Problem:
Show all lines of the listing that hold the word "breytt".

Stored items

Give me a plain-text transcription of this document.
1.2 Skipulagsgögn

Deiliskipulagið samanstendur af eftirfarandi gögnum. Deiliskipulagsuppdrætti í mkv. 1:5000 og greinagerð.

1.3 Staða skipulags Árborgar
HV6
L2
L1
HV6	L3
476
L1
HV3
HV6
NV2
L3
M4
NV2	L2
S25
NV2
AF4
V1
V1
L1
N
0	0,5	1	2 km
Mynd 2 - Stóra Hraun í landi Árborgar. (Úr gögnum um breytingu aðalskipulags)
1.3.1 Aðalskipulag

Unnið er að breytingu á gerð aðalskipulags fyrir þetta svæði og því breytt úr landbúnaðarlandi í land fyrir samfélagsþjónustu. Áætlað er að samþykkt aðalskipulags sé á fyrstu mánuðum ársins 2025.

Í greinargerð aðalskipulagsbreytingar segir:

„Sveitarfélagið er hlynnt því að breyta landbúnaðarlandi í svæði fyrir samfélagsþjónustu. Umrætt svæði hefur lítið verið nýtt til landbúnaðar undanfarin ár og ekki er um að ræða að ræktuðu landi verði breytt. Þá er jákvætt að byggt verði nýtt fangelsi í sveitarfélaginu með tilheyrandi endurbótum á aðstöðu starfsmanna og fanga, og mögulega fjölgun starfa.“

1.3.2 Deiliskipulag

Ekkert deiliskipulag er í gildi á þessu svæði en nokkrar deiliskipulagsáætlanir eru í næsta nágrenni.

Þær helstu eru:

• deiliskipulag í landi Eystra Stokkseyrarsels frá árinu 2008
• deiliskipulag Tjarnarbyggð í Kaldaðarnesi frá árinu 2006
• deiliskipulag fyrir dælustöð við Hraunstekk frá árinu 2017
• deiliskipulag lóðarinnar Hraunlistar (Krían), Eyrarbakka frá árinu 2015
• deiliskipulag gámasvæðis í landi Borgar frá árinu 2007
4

Answer below:
Unnið er að breytingu á gerð aðalskipulags fyrir þetta svæði og því breytt úr landbúnaðarlandi í land fyrir samfélagsþjónustu. Áætlað er að samþykkt aðalskipulags sé á fyrstu mánuðum ársins 2025.
„Sveitarfélagið er hlynnt því að breyta landbúnaðarlandi í svæði fyrir samfélagsþjónustu. Umrætt svæði hefur lítið verið nýtt til landbúnaðar undanfarin ár og ekki er um að ræða að ræktuðu landi verði breytt. Þá er jákvætt að byggt verði nýtt fangelsi í sveitarfélaginu með tilheyrandi endurbótum á aðstöðu starfsmanna og fanga, og mögulega fjölgun starfa.“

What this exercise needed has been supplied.